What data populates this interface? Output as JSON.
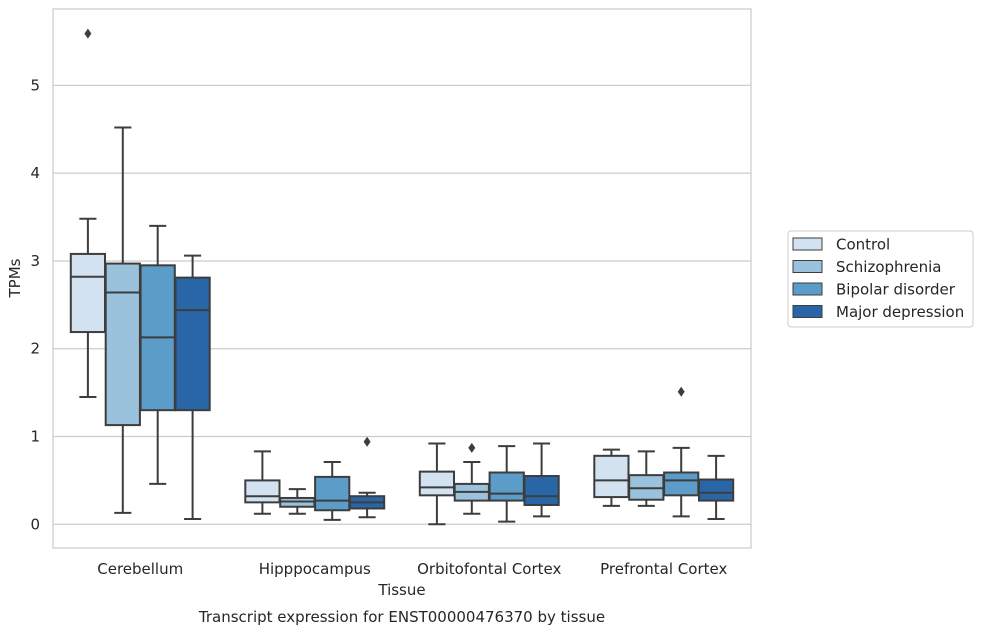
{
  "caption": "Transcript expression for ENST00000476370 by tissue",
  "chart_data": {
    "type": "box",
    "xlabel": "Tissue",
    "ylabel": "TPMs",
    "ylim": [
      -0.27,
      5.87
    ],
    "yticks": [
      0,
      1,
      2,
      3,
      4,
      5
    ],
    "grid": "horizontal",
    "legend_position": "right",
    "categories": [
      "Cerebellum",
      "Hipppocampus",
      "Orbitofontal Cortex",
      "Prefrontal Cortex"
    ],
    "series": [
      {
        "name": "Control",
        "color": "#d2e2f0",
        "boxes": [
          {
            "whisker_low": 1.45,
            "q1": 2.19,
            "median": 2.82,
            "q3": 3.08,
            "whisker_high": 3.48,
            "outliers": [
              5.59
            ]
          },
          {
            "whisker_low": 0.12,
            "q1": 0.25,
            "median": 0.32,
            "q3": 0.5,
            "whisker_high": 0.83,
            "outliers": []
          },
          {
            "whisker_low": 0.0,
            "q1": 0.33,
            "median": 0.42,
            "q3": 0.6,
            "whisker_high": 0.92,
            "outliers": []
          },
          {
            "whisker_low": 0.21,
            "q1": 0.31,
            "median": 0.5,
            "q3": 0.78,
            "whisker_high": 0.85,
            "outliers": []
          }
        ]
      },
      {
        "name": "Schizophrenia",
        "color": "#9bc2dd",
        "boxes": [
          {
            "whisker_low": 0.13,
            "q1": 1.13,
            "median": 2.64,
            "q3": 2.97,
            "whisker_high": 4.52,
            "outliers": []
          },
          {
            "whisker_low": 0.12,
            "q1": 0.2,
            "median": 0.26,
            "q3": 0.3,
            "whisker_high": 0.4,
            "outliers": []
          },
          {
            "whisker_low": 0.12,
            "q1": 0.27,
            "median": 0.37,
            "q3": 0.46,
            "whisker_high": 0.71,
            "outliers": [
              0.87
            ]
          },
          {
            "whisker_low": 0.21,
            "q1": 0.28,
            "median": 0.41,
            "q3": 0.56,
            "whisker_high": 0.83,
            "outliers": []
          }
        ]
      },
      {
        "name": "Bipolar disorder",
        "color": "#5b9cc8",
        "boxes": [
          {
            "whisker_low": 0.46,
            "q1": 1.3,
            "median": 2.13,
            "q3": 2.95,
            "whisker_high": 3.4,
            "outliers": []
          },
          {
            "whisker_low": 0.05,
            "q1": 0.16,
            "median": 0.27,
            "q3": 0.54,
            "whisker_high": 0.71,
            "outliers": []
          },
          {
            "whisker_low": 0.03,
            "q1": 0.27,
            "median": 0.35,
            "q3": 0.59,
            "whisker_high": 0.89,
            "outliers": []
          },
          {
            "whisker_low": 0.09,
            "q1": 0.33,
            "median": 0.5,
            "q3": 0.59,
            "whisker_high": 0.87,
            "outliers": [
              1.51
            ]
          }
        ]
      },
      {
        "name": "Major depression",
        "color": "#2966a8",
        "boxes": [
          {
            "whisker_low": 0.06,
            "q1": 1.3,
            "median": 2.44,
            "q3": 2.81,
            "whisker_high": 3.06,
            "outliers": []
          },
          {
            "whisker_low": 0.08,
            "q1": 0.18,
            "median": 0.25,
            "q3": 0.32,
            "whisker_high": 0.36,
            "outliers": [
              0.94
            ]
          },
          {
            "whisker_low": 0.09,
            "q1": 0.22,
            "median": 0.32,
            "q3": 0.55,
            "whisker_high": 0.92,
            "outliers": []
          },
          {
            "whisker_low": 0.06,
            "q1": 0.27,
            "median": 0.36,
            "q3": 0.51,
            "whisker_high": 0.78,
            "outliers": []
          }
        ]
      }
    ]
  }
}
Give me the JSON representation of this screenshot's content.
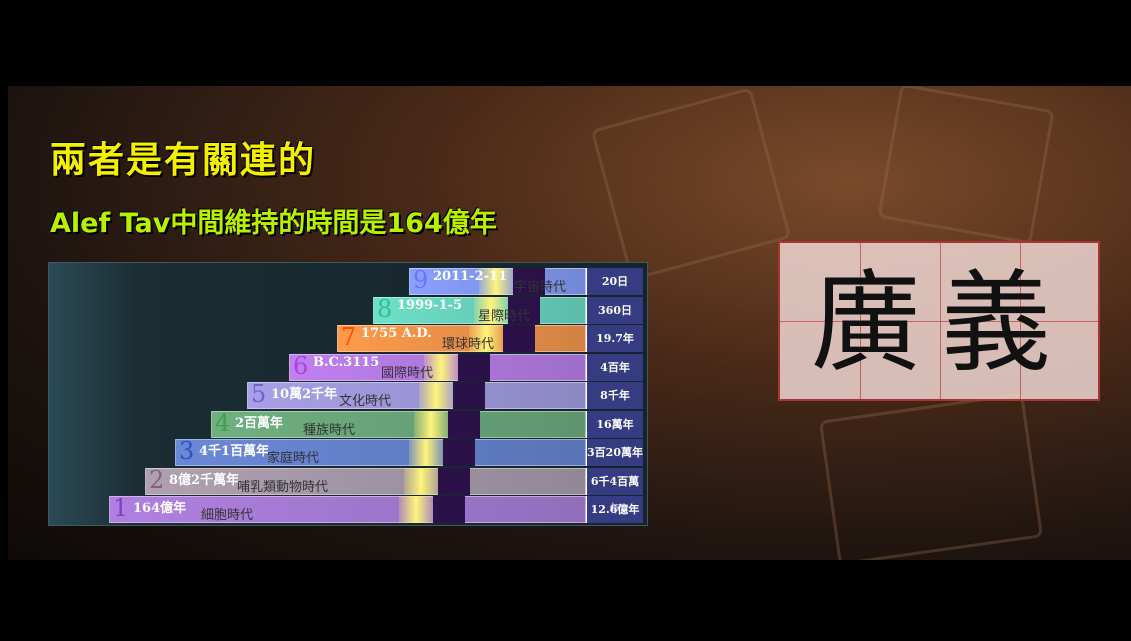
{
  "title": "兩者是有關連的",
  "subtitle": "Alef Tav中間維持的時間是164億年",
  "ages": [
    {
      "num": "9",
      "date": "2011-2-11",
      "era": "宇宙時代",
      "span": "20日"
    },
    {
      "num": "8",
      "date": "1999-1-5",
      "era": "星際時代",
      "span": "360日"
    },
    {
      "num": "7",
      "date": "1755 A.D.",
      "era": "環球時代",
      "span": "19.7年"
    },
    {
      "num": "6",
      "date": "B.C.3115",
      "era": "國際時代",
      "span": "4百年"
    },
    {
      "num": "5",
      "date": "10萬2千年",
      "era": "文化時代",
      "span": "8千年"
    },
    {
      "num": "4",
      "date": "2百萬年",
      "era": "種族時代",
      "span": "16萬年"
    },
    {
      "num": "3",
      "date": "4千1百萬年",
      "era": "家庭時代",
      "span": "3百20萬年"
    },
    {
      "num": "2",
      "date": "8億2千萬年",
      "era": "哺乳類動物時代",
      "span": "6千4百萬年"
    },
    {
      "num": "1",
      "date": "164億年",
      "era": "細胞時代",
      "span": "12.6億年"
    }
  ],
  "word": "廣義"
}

========================

In the copy, include all records verbatim but no images.

**Solved exercise**
What data populates this interface? Output as JSON.
{
  "caption": "Transcript expression for ENST00000476370 by tissue",
  "chart_data": {
    "type": "box",
    "xlabel": "Tissue",
    "ylabel": "TPMs",
    "ylim": [
      -0.27,
      5.87
    ],
    "yticks": [
      0,
      1,
      2,
      3,
      4,
      5
    ],
    "grid": "horizontal",
    "legend_position": "right",
    "categories": [
      "Cerebellum",
      "Hipppocampus",
      "Orbitofontal Cortex",
      "Prefrontal Cortex"
    ],
    "series": [
      {
        "name": "Control",
        "color": "#d2e2f0",
        "boxes": [
          {
            "whisker_low": 1.45,
            "q1": 2.19,
            "median": 2.82,
            "q3": 3.08,
            "whisker_high": 3.48,
            "outliers": [
              5.59
            ]
          },
          {
            "whisker_low": 0.12,
            "q1": 0.25,
            "median": 0.32,
            "q3": 0.5,
            "whisker_high": 0.83,
            "outliers": []
          },
          {
            "whisker_low": 0.0,
            "q1": 0.33,
            "median": 0.42,
            "q3": 0.6,
            "whisker_high": 0.92,
            "outliers": []
          },
          {
            "whisker_low": 0.21,
            "q1": 0.31,
            "median": 0.5,
            "q3": 0.78,
            "whisker_high": 0.85,
            "outliers": []
          }
        ]
      },
      {
        "name": "Schizophrenia",
        "color": "#9bc2dd",
        "boxes": [
          {
            "whisker_low": 0.13,
            "q1": 1.13,
            "median": 2.64,
            "q3": 2.97,
            "whisker_high": 4.52,
            "outliers": []
          },
          {
            "whisker_low": 0.12,
            "q1": 0.2,
            "median": 0.26,
            "q3": 0.3,
            "whisker_high": 0.4,
            "outliers": []
          },
          {
            "whisker_low": 0.12,
            "q1": 0.27,
            "median": 0.37,
            "q3": 0.46,
            "whisker_high": 0.71,
            "outliers": [
              0.87
            ]
          },
          {
            "whisker_low": 0.21,
            "q1": 0.28,
            "median": 0.41,
            "q3": 0.56,
            "whisker_high": 0.83,
            "outliers": []
          }
        ]
      },
      {
        "name": "Bipolar disorder",
        "color": "#5b9cc8",
        "boxes": [
          {
            "whisker_low": 0.46,
            "q1": 1.3,
            "median": 2.13,
            "q3": 2.95,
            "whisker_high": 3.4,
            "outliers": []
          },
          {
            "whisker_low": 0.05,
            "q1": 0.16,
            "median": 0.27,
            "q3": 0.54,
            "whisker_high": 0.71,
            "outliers": []
          },
          {
            "whisker_low": 0.03,
            "q1": 0.27,
            "median": 0.35,
            "q3": 0.59,
            "whisker_high": 0.89,
            "outliers": []
          },
          {
            "whisker_low": 0.09,
            "q1": 0.33,
            "median": 0.5,
            "q3": 0.59,
            "whisker_high": 0.87,
            "outliers": [
              1.51
            ]
          }
        ]
      },
      {
        "name": "Major depression",
        "color": "#2966a8",
        "boxes": [
          {
            "whisker_low": 0.06,
            "q1": 1.3,
            "median": 2.44,
            "q3": 2.81,
            "whisker_high": 3.06,
            "outliers": []
          },
          {
            "whisker_low": 0.08,
            "q1": 0.18,
            "median": 0.25,
            "q3": 0.32,
            "whisker_high": 0.36,
            "outliers": [
              0.94
            ]
          },
          {
            "whisker_low": 0.09,
            "q1": 0.22,
            "median": 0.32,
            "q3": 0.55,
            "whisker_high": 0.92,
            "outliers": []
          },
          {
            "whisker_low": 0.06,
            "q1": 0.27,
            "median": 0.36,
            "q3": 0.51,
            "whisker_high": 0.78,
            "outliers": []
          }
        ]
      }
    ]
  }
}
Give me the JSON representation of this screenshot's content.
{
  "title": "兩者是有關連的",
  "subtitle": "Alef Tav中間維持的時間是164億年",
  "ages": [
    {
      "num": "9",
      "date": "2011-2-11",
      "era": "宇宙時代",
      "span": "20日"
    },
    {
      "num": "8",
      "date": "1999-1-5",
      "era": "星際時代",
      "span": "360日"
    },
    {
      "num": "7",
      "date": "1755 A.D.",
      "era": "環球時代",
      "span": "19.7年"
    },
    {
      "num": "6",
      "date": "B.C.3115",
      "era": "國際時代",
      "span": "4百年"
    },
    {
      "num": "5",
      "date": "10萬2千年",
      "era": "文化時代",
      "span": "8千年"
    },
    {
      "num": "4",
      "date": "2百萬年",
      "era": "種族時代",
      "span": "16萬年"
    },
    {
      "num": "3",
      "date": "4千1百萬年",
      "era": "家庭時代",
      "span": "3百20萬年"
    },
    {
      "num": "2",
      "date": "8億2千萬年",
      "era": "哺乳類動物時代",
      "span": "6千4百萬年"
    },
    {
      "num": "1",
      "date": "164億年",
      "era": "細胞時代",
      "span": "12.6億年"
    }
  ],
  "word": "廣義"
}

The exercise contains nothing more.